▸ **EXCERPT TO READ**
Understanding Feng Shui's Meaning and Purpose

Updated February 24, 2020
Feng shui hanging ornament

Understanding the meaning of feng shui and its purpose helps you balance the chi energy in your home or office. The basic principles of feng shui guide you for the proper location of your home and placement of furnishings.

Understanding Feng Shui's Meaning and Purpose in Your Life

The philosophy of feng shui was first used as a way to site cemeteries, so the energy would be auspicious. Feng shui literally translated means wind and water.

Definition of Feng Shui and Chi Energy

In feng shui, chi energy is the life source for all living matter. The chi energy is made up of yin (female) and yang (male). The goal is to achieve a balance of chi energy. The chi energy is carried through the world by wind and water. The flow of wind and water can be impeded by natural or manmade structures.

Wind and Water Interact With Environments

In feng shui, the wind carries auspicious chi energy through the exterior and interior of your home. The water delivers positive chi to revitalize your space. Water can also be used to disperse inauspicious chi energy.

Basic Principles of Feng Shui and Chi Energy

The most important function of feng shui is to address any issues outside a home or building. The surrounding environment is more important than the interior of your home or office. If chi energy is blocked or altered, it cannot flow freely. In such instances, no amount of cures and remedies made inside your home or office will correct the issue.

Serene Zen water stones

Feng Shui Goal and Ideal

The goal of feng shui is to correct, remedy and attract chi energy into your home, apartment or office and allow it to the flow throughout. The chi energy needs to be balanced. This is achieved through the use of the five elements.

Five Elements of Feng Shui

The ancient Chinese broke down the makeup of the world into five elements that include water, wood, fire, earth, and metal. Each element has positive and negative chi energies. The feng shui goal is to activate these elements inside your home or office to attract the chi energy into that space.

▸ **GIVEN TASK**
Name every element the feng shui article above lists as part of the makeup of the world.

▸ **RECORD SET**
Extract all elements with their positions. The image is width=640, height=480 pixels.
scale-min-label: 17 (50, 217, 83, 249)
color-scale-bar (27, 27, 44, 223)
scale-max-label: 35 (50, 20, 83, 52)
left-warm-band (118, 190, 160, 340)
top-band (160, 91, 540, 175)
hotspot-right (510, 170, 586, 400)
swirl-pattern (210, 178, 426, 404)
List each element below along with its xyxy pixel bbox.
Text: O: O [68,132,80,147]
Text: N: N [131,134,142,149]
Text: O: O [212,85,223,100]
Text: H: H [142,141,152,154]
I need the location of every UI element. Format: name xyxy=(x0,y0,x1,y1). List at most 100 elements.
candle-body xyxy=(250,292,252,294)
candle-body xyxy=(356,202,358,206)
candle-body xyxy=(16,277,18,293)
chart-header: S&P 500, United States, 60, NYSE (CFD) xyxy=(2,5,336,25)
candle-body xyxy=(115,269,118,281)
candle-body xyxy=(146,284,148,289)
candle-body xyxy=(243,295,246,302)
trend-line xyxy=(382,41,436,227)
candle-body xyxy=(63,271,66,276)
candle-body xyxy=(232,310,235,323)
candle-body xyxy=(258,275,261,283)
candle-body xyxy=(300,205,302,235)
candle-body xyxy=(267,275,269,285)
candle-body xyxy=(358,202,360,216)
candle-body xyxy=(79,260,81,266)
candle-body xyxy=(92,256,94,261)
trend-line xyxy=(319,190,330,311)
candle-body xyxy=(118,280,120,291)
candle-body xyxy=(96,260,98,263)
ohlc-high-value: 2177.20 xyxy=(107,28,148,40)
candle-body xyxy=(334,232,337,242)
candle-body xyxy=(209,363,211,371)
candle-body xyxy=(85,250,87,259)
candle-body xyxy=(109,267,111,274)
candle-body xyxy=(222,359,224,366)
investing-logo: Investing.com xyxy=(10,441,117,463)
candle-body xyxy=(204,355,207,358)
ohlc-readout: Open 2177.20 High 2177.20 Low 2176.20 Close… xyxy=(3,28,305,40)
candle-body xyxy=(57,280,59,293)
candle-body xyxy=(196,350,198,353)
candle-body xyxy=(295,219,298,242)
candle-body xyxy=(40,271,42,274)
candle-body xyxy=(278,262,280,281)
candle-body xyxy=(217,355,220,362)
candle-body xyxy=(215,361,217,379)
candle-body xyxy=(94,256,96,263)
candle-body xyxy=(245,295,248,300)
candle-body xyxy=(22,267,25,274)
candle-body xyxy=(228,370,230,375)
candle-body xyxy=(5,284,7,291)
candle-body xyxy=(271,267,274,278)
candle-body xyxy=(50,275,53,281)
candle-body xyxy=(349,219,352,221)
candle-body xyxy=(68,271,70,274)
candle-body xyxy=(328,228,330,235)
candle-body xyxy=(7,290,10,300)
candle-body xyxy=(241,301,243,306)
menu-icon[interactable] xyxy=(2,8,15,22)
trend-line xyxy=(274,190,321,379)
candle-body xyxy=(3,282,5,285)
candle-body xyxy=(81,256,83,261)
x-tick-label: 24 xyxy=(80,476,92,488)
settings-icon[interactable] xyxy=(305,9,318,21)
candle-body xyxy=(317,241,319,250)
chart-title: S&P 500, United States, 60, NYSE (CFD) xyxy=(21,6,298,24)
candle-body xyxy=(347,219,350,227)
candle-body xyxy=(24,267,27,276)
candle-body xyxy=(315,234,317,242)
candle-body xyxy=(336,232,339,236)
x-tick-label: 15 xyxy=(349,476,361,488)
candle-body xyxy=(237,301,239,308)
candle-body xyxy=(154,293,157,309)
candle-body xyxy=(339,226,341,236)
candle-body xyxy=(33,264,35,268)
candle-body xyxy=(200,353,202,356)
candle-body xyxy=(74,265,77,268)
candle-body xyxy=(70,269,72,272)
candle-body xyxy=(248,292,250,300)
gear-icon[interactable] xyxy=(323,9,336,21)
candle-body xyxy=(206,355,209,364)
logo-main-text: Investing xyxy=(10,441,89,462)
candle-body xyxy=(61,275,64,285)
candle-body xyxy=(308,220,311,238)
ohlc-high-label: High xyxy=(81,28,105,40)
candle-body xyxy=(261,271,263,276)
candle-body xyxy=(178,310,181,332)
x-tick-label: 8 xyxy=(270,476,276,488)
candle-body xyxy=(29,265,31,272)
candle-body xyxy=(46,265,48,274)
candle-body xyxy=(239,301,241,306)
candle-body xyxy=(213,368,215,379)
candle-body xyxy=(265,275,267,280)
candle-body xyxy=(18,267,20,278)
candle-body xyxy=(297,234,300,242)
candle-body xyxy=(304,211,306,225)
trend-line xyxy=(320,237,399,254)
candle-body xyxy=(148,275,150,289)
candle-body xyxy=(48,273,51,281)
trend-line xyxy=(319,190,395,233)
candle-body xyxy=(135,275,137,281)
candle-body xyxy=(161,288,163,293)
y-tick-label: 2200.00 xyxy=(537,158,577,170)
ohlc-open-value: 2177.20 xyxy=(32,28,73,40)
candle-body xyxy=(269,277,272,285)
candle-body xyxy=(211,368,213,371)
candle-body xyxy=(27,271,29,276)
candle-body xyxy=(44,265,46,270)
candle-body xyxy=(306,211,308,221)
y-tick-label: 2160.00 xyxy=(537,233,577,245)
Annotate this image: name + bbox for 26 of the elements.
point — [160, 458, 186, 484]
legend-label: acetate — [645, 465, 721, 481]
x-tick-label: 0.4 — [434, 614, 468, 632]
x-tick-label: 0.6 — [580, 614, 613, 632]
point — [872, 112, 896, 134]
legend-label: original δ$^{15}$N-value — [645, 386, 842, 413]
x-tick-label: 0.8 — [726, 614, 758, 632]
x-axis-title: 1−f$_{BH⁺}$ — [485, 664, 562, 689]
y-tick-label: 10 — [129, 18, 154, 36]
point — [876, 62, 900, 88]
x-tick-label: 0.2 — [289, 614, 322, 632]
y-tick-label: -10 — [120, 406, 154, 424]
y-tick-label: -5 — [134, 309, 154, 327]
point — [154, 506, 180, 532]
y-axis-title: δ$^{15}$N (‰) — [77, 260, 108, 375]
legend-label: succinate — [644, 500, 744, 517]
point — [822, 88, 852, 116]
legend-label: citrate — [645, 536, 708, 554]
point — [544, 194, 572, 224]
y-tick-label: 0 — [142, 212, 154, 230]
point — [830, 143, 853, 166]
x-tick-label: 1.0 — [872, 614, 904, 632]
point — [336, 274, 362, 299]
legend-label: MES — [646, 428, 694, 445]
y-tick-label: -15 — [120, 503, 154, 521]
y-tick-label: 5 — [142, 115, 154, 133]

▸ **FINISHED EXERCISE**
Water, wood, fire, earth, and metal.